## begin SUPPLIED INFORMATION

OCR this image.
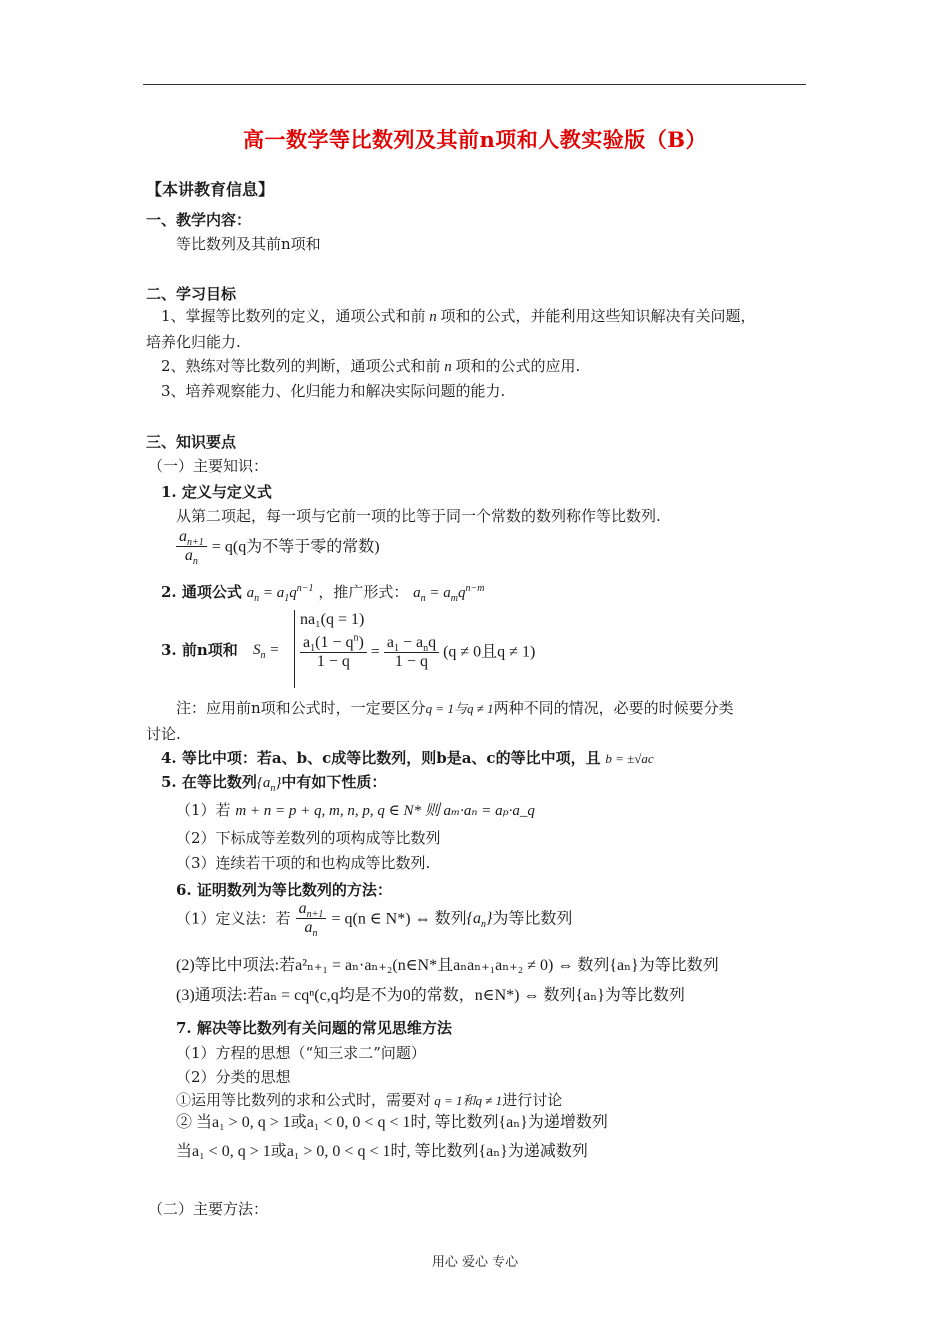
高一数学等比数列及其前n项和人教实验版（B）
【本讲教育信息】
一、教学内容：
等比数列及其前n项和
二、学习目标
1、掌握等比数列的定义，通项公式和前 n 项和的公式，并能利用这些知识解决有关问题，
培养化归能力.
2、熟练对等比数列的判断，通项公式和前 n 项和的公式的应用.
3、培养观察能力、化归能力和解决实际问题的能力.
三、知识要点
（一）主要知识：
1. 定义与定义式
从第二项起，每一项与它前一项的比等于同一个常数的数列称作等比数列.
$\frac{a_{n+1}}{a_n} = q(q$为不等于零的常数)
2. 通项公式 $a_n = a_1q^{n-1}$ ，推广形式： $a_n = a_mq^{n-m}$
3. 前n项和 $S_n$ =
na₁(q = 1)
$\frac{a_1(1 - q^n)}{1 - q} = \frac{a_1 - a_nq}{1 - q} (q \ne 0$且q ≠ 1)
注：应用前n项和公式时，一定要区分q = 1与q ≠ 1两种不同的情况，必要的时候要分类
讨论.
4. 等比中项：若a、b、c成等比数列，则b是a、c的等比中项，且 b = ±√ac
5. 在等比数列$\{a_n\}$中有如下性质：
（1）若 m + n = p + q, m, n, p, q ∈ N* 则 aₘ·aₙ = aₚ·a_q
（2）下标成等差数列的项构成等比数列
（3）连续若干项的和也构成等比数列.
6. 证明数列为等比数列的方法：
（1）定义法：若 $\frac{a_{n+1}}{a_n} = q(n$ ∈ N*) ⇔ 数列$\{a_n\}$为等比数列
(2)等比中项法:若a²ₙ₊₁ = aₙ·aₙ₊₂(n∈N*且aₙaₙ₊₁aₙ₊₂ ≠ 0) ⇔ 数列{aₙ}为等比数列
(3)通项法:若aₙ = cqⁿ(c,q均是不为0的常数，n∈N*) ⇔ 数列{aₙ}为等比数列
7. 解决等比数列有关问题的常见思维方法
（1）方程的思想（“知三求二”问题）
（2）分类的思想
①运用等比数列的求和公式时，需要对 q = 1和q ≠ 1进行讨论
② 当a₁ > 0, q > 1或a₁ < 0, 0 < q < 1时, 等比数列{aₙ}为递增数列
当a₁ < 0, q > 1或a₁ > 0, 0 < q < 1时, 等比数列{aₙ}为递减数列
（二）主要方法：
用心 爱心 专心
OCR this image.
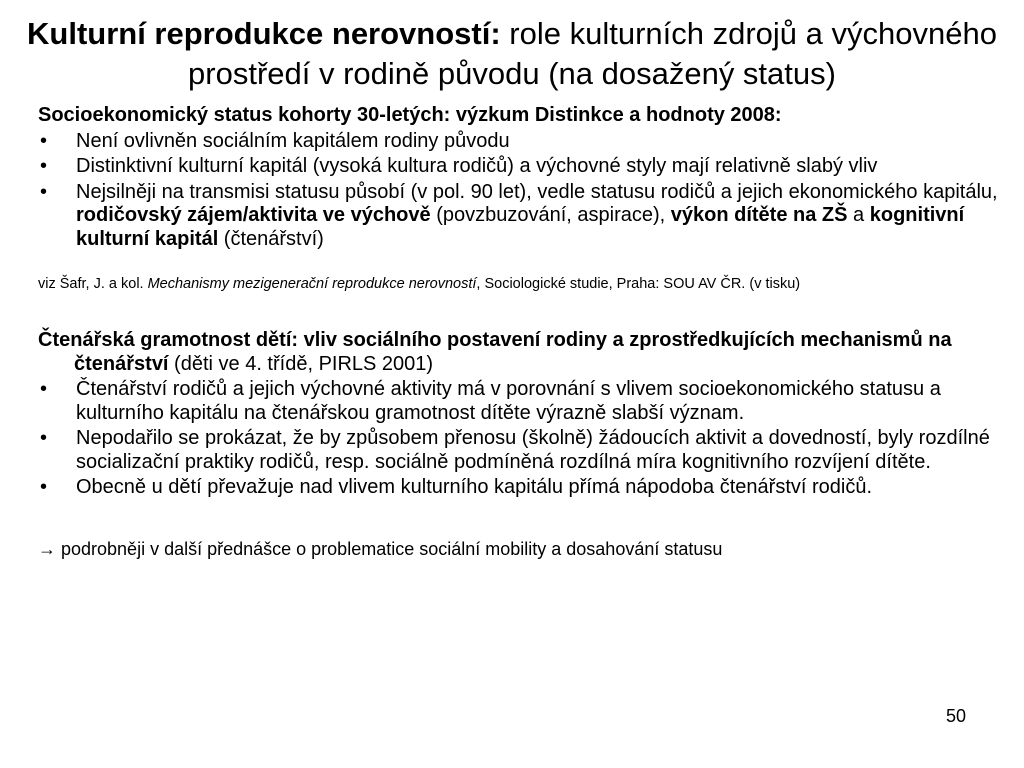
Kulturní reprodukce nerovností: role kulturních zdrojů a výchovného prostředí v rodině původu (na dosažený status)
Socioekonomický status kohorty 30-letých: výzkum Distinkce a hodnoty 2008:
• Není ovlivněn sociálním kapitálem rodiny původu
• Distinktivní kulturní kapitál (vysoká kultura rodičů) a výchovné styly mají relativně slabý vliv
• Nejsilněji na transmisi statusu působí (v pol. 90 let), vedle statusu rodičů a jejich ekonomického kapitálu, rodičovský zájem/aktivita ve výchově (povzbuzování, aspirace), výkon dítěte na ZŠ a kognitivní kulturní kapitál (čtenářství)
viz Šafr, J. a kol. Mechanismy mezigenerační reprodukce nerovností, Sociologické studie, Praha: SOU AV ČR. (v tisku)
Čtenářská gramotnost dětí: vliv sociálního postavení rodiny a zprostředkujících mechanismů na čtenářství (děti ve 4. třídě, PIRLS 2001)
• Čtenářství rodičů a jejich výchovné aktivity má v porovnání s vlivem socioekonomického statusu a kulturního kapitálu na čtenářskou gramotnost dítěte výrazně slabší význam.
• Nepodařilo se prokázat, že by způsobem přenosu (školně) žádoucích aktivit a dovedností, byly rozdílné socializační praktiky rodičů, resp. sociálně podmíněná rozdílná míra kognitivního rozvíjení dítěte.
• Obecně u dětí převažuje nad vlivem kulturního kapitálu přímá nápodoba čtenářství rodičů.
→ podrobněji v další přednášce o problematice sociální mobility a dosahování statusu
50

## end SUPPLIED INFORMATION

- INSTRUCTION
Identify the lines of the data that contain the word "nerovností". Copy each of them.

- ANSWER FOR THIS EXERCISE
Kulturní reprodukce nerovností: role kulturních zdrojů a výchovného prostředí v rodině původu (na dosažený status)
viz Šafr, J. a kol. Mechanismy mezigenerační reprodukce nerovností, Sociologické studie, Praha: SOU AV ČR. (v tisku)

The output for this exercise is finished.